— Instruction —
Retype all of the data exactly as given.
*-*-*
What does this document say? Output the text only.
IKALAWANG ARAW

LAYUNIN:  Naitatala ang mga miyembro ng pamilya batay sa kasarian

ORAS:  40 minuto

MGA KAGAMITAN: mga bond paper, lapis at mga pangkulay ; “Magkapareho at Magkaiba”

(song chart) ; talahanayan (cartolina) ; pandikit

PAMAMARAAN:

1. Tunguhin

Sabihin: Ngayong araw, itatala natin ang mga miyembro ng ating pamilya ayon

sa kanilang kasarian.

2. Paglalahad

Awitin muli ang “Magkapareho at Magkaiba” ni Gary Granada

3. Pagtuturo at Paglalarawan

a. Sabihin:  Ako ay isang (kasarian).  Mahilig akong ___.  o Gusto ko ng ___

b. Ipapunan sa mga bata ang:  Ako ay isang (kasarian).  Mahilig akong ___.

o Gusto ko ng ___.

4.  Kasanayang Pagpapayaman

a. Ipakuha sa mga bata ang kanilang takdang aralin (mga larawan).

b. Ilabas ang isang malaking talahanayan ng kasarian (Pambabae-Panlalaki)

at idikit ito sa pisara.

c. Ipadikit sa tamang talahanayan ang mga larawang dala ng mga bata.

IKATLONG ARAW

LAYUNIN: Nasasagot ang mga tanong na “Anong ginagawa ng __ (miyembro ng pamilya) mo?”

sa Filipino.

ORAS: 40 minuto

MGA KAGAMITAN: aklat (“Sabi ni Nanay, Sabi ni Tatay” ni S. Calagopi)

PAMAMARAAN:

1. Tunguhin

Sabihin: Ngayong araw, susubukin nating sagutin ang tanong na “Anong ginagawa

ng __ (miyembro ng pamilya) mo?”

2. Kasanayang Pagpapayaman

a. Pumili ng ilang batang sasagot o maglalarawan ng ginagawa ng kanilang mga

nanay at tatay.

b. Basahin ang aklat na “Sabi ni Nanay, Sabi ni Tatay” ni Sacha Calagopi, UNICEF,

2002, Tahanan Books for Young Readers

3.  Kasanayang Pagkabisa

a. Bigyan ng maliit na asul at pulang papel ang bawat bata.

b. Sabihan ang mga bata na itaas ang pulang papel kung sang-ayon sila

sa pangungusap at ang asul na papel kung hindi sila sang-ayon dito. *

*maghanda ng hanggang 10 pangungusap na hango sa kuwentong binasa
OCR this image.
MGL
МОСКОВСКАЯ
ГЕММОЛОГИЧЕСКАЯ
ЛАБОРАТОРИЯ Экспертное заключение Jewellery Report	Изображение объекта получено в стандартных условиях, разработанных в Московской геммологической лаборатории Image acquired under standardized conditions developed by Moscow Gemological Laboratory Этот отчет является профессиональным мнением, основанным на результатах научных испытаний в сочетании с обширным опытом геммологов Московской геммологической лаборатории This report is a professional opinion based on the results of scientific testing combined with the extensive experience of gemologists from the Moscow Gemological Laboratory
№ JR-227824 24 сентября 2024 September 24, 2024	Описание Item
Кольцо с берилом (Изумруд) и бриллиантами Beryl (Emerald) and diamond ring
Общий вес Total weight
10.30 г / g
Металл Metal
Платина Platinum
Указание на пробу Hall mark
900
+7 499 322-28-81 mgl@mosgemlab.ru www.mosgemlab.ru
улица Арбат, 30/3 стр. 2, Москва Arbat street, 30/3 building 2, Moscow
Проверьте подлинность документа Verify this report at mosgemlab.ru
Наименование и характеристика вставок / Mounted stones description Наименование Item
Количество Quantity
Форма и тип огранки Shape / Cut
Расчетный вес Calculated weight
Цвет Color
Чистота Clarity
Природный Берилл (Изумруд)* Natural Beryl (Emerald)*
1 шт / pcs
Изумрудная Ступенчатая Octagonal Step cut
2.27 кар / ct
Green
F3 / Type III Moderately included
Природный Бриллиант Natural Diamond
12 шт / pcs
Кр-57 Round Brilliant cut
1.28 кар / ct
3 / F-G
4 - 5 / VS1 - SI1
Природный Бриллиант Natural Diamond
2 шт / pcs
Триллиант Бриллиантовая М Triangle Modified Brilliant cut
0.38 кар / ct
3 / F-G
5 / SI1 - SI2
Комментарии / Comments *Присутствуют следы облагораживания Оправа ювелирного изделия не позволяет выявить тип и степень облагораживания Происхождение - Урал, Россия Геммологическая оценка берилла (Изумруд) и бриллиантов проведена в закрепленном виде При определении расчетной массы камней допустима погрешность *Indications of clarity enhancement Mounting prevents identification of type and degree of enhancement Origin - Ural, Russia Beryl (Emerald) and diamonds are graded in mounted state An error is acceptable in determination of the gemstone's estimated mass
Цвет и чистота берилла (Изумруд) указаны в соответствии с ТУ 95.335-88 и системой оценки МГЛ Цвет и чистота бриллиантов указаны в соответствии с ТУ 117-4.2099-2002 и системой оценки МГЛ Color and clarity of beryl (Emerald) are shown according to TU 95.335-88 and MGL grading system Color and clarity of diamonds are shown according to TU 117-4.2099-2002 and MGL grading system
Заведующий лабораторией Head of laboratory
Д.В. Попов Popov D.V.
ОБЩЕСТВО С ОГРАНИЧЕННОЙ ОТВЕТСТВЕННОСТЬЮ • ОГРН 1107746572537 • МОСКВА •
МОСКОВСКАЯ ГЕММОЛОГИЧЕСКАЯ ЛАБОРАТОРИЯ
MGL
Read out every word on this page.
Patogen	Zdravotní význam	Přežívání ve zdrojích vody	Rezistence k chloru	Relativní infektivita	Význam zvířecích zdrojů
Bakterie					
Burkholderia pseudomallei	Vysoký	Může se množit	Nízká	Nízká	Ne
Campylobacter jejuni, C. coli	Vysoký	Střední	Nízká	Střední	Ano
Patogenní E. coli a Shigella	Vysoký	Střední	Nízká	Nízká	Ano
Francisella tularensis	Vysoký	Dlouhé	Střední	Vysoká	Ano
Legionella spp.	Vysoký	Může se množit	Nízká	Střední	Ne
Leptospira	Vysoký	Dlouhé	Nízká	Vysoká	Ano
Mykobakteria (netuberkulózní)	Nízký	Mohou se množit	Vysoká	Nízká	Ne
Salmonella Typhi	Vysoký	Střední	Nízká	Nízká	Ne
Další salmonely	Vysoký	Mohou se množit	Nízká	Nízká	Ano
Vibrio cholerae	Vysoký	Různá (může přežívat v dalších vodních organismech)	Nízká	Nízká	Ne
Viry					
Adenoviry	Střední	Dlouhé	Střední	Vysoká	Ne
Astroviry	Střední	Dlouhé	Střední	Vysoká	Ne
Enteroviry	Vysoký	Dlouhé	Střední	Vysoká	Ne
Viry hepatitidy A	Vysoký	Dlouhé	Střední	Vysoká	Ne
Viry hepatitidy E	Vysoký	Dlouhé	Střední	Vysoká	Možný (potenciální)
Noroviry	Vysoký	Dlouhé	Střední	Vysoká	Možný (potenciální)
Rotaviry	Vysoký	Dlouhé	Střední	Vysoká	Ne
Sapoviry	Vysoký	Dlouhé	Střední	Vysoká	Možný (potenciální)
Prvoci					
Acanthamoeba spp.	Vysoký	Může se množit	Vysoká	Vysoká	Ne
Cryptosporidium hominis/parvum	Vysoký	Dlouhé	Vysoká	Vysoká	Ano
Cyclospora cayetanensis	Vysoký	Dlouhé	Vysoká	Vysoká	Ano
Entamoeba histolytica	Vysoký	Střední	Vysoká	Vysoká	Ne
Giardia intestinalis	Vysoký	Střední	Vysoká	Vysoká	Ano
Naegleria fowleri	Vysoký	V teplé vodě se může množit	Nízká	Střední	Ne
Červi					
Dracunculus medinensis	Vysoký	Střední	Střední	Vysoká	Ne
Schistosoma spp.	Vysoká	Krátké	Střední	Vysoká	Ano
*-*-*
— Solution for this problem —
What does this document say? Output the text only.
IKALAWANG ARAW

LAYUNIN:  Naitatala ang mga miyembro ng pamilya batay sa kasarian

ORAS:  40 minuto

MGA KAGAMITAN: mga bond paper, lapis at mga pangkulay ; “Magkapareho at Magkaiba”

(song chart) ; talahanayan (cartolina) ; pandikit

PAMAMARAAN:

1. Tunguhin

Sabihin: Ngayong araw, itatala natin ang mga miyembro ng ating pamilya ayon

sa kanilang kasarian.

2. Paglalahad

Awitin muli ang “Magkapareho at Magkaiba” ni Gary Granada

3. Pagtuturo at Paglalarawan

a. Sabihin:  Ako ay isang (kasarian).  Mahilig akong ___.  o Gusto ko ng ___

b. Ipapunan sa mga bata ang:  Ako ay isang (kasarian).  Mahilig akong ___.

o Gusto ko ng ___.

4.  Kasanayang Pagpapayaman

a. Ipakuha sa mga bata ang kanilang takdang aralin (mga larawan).

b. Ilabas ang isang malaking talahanayan ng kasarian (Pambabae-Panlalaki)

at idikit ito sa pisara.

c. Ipadikit sa tamang talahanayan ang mga larawang dala ng mga bata.

IKATLONG ARAW

LAYUNIN: Nasasagot ang mga tanong na “Anong ginagawa ng __ (miyembro ng pamilya) mo?”

sa Filipino.

ORAS: 40 minuto

MGA KAGAMITAN: aklat (“Sabi ni Nanay, Sabi ni Tatay” ni S. Calagopi)

PAMAMARAAN:

1. Tunguhin

Sabihin: Ngayong araw, susubukin nating sagutin ang tanong na “Anong ginagawa

ng __ (miyembro ng pamilya) mo?”

2. Kasanayang Pagpapayaman

a. Pumili ng ilang batang sasagot o maglalarawan ng ginagawa ng kanilang mga

nanay at tatay.

b. Basahin ang aklat na “Sabi ni Nanay, Sabi ni Tatay” ni Sacha Calagopi, UNICEF,

2002, Tahanan Books for Young Readers

3.  Kasanayang Pagkabisa

a. Bigyan ng maliit na asul at pulang papel ang bawat bata.

b. Sabihan ang mga bata na itaas ang pulang papel kung sang-ayon sila

sa pangungusap at ang asul na papel kung hindi sila sang-ayon dito. *

*maghanda ng hanggang 10 pangungusap na hango sa kuwentong binasa
OCR this image.
MGL
МОСКОВСКАЯ
ГЕММОЛОГИЧЕСКАЯ
ЛАБОРАТОРИЯ Экспертное заключение Jewellery Report	Изображение объекта получено в стандартных условиях, разработанных в Московской геммологической лаборатории Image acquired under standardized conditions developed by Moscow Gemological Laboratory Этот отчет является профессиональным мнением, основанным на результатах научных испытаний в сочетании с обширным опытом геммологов Московской геммологической лаборатории This report is a professional opinion based on the results of scientific testing combined with the extensive experience of gemologists from the Moscow Gemological Laboratory
№ JR-227824 24 сентября 2024 September 24, 2024	Описание Item
Кольцо с берилом (Изумруд) и бриллиантами Beryl (Emerald) and diamond ring
Общий вес Total weight
10.30 г / g
Металл Metal
Платина Platinum
Указание на пробу Hall mark
900
+7 499 322-28-81 mgl@mosgemlab.ru www.mosgemlab.ru
улица Арбат, 30/3 стр. 2, Москва Arbat street, 30/3 building 2, Moscow
Проверьте подлинность документа Verify this report at mosgemlab.ru
Наименование и характеристика вставок / Mounted stones description Наименование Item
Количество Quantity
Форма и тип огранки Shape / Cut
Расчетный вес Calculated weight
Цвет Color
Чистота Clarity
Природный Берилл (Изумруд)* Natural Beryl (Emerald)*
1 шт / pcs
Изумрудная Ступенчатая Octagonal Step cut
2.27 кар / ct
Green
F3 / Type III Moderately included
Природный Бриллиант Natural Diamond
12 шт / pcs
Кр-57 Round Brilliant cut
1.28 кар / ct
3 / F-G
4 - 5 / VS1 - SI1
Природный Бриллиант Natural Diamond
2 шт / pcs
Триллиант Бриллиантовая М Triangle Modified Brilliant cut
0.38 кар / ct
3 / F-G
5 / SI1 - SI2
Комментарии / Comments *Присутствуют следы облагораживания Оправа ювелирного изделия не позволяет выявить тип и степень облагораживания Происхождение - Урал, Россия Геммологическая оценка берилла (Изумруд) и бриллиантов проведена в закрепленном виде При определении расчетной массы камней допустима погрешность *Indications of clarity enhancement Mounting prevents identification of type and degree of enhancement Origin - Ural, Russia Beryl (Emerald) and diamonds are graded in mounted state An error is acceptable in determination of the gemstone's estimated mass
Цвет и чистота берилла (Изумруд) указаны в соответствии с ТУ 95.335-88 и системой оценки МГЛ Цвет и чистота бриллиантов указаны в соответствии с ТУ 117-4.2099-2002 и системой оценки МГЛ Color and clarity of beryl (Emerald) are shown according to TU 95.335-88 and MGL grading system Color and clarity of diamonds are shown according to TU 117-4.2099-2002 and MGL grading system
Заведующий лабораторией Head of laboratory
Д.В. Попов Popov D.V.
ОБЩЕСТВО С ОГРАНИЧЕННОЙ ОТВЕТСТВЕННОСТЬЮ • ОГРН 1107746572537 • МОСКВА •
МОСКОВСКАЯ ГЕММОЛОГИЧЕСКАЯ ЛАБОРАТОРИЯ
MGL
Read out every word on this page.
Patogen	Zdravotní význam	Přežívání ve zdrojích vody	Rezistence k chloru	Relativní infektivita	Význam zvířecích zdrojů
Bakterie					
Burkholderia pseudomallei	Vysoký	Může se množit	Nízká	Nízká	Ne
Campylobacter jejuni, C. coli	Vysoký	Střední	Nízká	Střední	Ano
Patogenní E. coli a Shigella	Vysoký	Střední	Nízká	Nízká	Ano
Francisella tularensis	Vysoký	Dlouhé	Střední	Vysoká	Ano
Legionella spp.	Vysoký	Může se množit	Nízká	Střední	Ne
Leptospira	Vysoký	Dlouhé	Nízká	Vysoká	Ano
Mykobakteria (netuberkulózní)	Nízký	Mohou se množit	Vysoká	Nízká	Ne
Salmonella Typhi	Vysoký	Střední	Nízká	Nízká	Ne
Další salmonely	Vysoký	Mohou se množit	Nízká	Nízká	Ano
Vibrio cholerae	Vysoký	Různá (může přežívat v dalších vodních organismech)	Nízká	Nízká	Ne
Viry					
Adenoviry	Střední	Dlouhé	Střední	Vysoká	Ne
Astroviry	Střední	Dlouhé	Střední	Vysoká	Ne
Enteroviry	Vysoký	Dlouhé	Střední	Vysoká	Ne
Viry hepatitidy A	Vysoký	Dlouhé	Střední	Vysoká	Ne
Viry hepatitidy E	Vysoký	Dlouhé	Střední	Vysoká	Možný (potenciální)
Noroviry	Vysoký	Dlouhé	Střední	Vysoká	Možný (potenciální)
Rotaviry	Vysoký	Dlouhé	Střední	Vysoká	Ne
Sapoviry	Vysoký	Dlouhé	Střední	Vysoká	Možný (potenciální)
Prvoci					
Acanthamoeba spp.	Vysoký	Může se množit	Vysoká	Vysoká	Ne
Cryptosporidium hominis/parvum	Vysoký	Dlouhé	Vysoká	Vysoká	Ano
Cyclospora cayetanensis	Vysoký	Dlouhé	Vysoká	Vysoká	Ano
Entamoeba histolytica	Vysoký	Střední	Vysoká	Vysoká	Ne
Giardia intestinalis	Vysoký	Střední	Vysoká	Vysoká	Ano
Naegleria fowleri	Vysoký	V teplé vodě se může množit	Nízká	Střední	Ne
Červi					
Dracunculus medinensis	Vysoký	Střední	Střední	Vysoká	Ne
Schistosoma spp.	Vysoká	Krátké	Střední	Vysoká	Ano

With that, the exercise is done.